— Short exercise —
Find the word "мероприятие" in the records below. List each line containing it.

Recorded data:
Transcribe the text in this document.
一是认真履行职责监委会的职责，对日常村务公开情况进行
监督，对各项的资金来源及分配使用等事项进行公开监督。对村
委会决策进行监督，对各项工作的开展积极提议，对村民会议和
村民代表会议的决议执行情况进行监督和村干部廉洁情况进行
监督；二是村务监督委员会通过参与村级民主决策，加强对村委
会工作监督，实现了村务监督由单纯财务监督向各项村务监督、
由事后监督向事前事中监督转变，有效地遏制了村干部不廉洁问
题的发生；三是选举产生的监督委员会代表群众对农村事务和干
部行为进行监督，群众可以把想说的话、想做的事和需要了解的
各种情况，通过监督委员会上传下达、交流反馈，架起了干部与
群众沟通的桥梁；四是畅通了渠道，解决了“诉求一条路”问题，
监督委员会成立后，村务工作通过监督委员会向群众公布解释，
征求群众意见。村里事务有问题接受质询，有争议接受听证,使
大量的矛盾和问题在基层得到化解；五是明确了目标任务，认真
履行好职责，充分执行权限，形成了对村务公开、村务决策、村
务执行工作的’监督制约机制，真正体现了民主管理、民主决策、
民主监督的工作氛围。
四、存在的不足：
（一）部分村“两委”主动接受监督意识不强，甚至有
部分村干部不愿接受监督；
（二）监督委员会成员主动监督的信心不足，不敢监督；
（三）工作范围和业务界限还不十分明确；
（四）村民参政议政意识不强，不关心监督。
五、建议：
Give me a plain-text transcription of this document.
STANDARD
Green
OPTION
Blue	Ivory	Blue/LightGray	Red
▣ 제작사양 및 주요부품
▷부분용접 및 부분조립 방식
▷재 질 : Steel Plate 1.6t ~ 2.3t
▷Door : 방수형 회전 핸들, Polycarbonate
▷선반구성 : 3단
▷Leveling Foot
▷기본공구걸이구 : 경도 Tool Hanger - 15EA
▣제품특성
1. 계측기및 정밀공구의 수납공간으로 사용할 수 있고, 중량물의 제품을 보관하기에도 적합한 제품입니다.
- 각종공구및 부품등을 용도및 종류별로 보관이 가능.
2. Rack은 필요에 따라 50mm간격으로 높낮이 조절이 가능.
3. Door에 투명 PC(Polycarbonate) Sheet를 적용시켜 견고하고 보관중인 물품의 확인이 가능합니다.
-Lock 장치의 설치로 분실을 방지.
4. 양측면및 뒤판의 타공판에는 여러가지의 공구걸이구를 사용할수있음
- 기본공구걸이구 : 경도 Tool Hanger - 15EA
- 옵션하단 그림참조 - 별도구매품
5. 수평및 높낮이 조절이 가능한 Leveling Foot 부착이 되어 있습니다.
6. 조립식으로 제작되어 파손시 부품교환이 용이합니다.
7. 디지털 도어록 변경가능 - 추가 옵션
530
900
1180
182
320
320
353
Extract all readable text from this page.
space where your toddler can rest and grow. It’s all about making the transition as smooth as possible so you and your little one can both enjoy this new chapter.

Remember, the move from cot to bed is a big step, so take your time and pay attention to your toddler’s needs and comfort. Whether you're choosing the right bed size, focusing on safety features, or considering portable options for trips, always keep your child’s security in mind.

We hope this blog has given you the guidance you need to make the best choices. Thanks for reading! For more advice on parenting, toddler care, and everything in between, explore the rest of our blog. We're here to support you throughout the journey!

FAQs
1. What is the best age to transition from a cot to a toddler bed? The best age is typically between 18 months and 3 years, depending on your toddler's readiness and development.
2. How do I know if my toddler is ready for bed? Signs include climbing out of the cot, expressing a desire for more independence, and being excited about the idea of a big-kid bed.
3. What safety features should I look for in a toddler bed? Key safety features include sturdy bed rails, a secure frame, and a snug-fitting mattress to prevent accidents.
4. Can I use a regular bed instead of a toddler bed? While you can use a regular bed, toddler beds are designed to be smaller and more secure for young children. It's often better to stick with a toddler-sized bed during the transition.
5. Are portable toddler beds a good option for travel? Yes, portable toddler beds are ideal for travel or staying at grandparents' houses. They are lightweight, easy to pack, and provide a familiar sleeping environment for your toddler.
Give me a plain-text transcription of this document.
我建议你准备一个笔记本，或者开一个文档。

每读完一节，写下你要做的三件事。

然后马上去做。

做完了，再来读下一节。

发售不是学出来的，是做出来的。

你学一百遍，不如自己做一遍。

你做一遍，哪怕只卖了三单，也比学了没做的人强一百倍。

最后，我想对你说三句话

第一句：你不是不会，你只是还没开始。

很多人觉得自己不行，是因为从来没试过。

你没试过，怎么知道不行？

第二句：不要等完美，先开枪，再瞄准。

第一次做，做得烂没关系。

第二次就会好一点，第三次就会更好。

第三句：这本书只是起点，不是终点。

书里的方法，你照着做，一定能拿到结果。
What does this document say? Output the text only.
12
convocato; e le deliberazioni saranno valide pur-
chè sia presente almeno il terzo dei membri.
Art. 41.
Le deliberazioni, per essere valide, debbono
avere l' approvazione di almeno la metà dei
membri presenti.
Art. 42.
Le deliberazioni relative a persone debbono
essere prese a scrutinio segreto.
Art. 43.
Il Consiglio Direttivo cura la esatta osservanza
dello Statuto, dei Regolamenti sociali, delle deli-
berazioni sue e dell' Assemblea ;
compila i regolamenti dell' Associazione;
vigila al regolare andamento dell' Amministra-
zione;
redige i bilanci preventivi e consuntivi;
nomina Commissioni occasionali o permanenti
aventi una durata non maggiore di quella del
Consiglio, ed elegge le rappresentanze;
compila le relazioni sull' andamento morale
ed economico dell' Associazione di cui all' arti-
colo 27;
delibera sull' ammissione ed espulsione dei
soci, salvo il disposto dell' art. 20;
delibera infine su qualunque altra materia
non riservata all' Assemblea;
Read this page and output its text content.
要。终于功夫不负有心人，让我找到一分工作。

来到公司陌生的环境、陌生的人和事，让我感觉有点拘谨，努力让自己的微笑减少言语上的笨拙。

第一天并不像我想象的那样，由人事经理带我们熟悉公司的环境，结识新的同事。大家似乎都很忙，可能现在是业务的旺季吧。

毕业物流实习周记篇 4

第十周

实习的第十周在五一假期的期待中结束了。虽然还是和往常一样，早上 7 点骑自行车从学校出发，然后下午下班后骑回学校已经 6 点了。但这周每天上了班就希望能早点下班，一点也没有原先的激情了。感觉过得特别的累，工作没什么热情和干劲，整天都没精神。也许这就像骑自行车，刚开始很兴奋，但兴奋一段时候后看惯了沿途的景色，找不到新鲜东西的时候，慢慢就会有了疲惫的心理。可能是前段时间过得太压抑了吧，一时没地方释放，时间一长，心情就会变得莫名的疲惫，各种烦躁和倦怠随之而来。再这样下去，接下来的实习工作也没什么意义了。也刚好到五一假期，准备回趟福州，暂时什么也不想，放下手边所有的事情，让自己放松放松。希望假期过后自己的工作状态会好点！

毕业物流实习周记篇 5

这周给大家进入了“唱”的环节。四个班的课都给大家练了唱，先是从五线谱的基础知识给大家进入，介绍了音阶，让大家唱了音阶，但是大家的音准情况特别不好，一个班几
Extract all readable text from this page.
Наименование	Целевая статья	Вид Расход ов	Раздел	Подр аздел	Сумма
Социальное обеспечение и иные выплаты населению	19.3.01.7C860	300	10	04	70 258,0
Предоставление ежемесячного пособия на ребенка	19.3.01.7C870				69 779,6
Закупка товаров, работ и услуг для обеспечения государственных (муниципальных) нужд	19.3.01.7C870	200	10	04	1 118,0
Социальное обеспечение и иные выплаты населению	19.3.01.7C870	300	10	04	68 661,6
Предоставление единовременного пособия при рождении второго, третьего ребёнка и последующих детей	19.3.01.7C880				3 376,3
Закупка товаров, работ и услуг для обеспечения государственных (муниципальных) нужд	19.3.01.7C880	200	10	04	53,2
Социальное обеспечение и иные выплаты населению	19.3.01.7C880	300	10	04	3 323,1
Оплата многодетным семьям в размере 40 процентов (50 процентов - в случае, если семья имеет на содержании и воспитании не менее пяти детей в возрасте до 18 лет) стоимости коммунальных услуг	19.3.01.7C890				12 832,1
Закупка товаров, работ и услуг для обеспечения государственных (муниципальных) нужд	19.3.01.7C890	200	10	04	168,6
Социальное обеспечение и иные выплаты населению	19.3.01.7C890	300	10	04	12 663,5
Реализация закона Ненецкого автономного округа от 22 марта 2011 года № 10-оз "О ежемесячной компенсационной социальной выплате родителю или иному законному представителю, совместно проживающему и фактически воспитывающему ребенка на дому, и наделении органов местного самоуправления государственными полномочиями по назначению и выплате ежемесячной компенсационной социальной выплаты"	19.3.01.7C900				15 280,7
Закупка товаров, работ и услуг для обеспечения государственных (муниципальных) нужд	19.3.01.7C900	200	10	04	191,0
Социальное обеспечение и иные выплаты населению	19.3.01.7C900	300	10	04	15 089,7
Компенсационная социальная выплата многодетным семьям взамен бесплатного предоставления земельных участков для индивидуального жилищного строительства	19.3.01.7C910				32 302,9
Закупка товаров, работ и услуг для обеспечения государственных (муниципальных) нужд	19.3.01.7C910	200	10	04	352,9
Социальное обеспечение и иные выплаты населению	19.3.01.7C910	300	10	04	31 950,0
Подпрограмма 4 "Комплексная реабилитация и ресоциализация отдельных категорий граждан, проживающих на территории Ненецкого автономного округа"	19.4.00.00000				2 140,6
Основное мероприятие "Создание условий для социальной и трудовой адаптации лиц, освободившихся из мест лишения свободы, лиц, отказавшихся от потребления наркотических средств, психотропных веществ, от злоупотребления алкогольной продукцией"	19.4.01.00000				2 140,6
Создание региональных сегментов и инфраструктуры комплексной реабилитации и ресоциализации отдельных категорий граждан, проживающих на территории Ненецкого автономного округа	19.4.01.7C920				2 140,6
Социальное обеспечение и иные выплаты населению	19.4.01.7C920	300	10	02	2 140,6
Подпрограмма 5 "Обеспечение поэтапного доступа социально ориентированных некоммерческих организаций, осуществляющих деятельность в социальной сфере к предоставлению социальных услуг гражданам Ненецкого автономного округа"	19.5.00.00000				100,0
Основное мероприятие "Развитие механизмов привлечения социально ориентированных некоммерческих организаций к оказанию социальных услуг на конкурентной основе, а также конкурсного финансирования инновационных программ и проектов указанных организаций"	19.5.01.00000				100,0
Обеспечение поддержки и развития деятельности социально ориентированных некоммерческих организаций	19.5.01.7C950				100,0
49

— Worked answer —
Основное мероприятие "Создание условий для социальной и трудовой адаптации лиц, освободившихся из мест лишения свободы, лиц, отказавшихся от потребления наркотических средств, психотропных веществ, от злоупотребления алкогольной продукцией"	19.4.01.00000				2 140,6
Основное мероприятие "Развитие механизмов привлечения социально ориентированных некоммерческих организаций к оказанию социальных услуг на конкурентной основе, а также конкурсного финансирования инновационных программ и проектов указанных организаций"	19.5.01.00000				100,0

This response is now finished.